▸ **Selected passage**
━━━━

Tonasket Property Boundary Dispute


On February 4, 1997, Whitcombe faxed a letter to Barr regarding a boundary dispute related to property the Whitcombes owned in Tonasket, Washington. Barr responded in writing the same day, recommending that they send letters demanding that the neighbors remove their fences and pay rent for the property they were using for grazing. If the neighbors did not respond, Barr recommended filing suit against them. He told Whitcombe that he would charge his usual hourly rate to write the demand letters and estimated how much time it would take. Barr asked Whitcombe to let him know how he wanted to proceed.


On May 16, 1997, Whitcombe wrote Barr and told him what he believed his options were in regard to the boundary dispute. Whitcombe asked Barr what he thought about the options. Barr advised Whitcombe on June 10, 1997 that, in light of the status of Whitcombe's account with the law firm, he would not represent Whitcombe in the Tonasket boundary dispute. Attorneys Liens


On June 23, 1997, the vice president of McAdams, Sklar & Marcott wrote Whitcombe, asking him to bring his account current and to deposit an additional retainer of $5,000 within ten days of the date of the letter to ensure the firm's continued legal service.

━━━━

▸ **Given request**
List every full calendar date given in the passage on the Tonasket boundary dispute. The items that follow come from a separate source, unrelated to this passage.

━━━━

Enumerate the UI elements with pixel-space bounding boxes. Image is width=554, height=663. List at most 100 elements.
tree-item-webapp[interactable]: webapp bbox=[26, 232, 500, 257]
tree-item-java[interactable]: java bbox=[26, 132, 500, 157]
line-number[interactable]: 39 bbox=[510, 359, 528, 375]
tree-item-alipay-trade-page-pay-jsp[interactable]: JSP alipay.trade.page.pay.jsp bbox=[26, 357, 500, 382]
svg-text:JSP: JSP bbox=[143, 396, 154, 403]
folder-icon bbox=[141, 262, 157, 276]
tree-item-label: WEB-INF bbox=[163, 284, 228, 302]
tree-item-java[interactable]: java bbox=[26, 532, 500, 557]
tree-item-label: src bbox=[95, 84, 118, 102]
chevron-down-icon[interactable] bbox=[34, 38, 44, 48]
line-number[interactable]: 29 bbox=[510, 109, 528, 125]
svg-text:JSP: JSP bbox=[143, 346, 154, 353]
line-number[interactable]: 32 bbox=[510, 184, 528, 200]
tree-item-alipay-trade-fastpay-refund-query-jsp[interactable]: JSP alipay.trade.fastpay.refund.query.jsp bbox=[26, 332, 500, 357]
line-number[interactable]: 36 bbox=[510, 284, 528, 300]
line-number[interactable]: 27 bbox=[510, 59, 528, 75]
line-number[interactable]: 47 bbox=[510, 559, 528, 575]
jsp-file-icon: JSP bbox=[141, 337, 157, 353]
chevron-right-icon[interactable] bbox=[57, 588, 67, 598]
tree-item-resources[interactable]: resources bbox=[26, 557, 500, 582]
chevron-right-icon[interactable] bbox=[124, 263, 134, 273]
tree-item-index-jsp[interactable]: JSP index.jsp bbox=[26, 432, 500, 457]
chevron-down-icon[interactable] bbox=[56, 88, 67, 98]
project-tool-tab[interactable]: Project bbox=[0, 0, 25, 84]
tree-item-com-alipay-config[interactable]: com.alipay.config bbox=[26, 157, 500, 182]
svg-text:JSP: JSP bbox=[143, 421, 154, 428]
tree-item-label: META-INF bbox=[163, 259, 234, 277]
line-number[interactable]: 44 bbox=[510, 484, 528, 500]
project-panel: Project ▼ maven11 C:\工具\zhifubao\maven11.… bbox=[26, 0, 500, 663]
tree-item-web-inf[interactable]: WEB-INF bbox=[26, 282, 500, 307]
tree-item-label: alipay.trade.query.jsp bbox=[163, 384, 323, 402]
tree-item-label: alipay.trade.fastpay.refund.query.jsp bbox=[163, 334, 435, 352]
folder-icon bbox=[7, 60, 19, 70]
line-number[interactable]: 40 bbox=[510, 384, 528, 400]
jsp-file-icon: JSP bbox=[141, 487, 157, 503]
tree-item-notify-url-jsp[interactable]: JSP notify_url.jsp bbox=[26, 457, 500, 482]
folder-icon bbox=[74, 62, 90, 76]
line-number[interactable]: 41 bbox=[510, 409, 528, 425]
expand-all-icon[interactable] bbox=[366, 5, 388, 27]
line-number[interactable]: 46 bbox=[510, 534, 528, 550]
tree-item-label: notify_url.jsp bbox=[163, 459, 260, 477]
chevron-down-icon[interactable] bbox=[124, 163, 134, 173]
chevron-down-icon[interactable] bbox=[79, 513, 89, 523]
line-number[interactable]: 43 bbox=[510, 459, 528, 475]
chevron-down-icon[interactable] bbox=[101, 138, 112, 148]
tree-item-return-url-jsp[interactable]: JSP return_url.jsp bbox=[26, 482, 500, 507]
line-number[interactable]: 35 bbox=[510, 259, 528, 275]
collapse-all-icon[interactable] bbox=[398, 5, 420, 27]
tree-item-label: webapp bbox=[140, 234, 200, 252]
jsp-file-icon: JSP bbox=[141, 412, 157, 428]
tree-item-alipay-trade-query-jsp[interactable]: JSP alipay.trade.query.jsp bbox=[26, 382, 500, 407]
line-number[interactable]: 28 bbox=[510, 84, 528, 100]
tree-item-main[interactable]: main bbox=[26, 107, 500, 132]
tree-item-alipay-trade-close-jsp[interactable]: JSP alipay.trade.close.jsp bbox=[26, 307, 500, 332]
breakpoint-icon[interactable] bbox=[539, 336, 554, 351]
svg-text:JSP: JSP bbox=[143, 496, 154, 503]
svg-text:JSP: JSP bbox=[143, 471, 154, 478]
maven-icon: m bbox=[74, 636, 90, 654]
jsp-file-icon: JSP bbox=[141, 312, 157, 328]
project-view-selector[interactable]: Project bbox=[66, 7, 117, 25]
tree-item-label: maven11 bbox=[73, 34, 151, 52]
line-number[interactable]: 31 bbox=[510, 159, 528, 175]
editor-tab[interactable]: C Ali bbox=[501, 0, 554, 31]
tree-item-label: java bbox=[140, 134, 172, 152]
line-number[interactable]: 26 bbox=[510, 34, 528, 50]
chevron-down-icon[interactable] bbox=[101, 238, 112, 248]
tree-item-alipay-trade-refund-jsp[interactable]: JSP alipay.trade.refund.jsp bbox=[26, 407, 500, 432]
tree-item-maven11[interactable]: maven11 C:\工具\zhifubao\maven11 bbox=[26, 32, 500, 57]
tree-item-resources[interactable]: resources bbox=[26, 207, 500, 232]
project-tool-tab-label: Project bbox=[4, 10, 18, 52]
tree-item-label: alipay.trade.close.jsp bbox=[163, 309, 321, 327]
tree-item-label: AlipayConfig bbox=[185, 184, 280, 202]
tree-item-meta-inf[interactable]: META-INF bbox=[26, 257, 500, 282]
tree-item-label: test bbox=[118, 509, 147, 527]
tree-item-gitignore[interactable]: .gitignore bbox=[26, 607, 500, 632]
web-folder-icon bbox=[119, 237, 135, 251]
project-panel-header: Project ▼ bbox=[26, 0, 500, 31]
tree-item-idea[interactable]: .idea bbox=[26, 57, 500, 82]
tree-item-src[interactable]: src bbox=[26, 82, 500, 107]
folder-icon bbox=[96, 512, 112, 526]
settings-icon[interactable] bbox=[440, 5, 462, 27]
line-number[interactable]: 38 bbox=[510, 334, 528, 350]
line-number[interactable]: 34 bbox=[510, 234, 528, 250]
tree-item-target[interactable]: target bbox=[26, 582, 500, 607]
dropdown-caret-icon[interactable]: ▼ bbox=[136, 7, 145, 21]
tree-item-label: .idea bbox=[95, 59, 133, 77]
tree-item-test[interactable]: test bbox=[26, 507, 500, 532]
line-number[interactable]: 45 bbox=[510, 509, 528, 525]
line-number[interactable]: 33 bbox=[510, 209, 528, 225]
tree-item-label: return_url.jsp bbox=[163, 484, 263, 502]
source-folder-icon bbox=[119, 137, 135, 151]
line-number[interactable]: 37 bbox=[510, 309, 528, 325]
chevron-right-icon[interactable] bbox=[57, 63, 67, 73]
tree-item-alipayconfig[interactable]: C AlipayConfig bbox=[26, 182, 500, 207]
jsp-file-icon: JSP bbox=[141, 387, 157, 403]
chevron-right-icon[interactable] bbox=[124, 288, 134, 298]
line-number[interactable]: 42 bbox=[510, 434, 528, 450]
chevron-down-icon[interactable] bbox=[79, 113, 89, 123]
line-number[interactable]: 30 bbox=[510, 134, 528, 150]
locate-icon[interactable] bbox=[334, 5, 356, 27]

━━━━

▸ **Solved problem**
February 4, 1997
May 16, 1997
June 10, 1997
June 23, 1997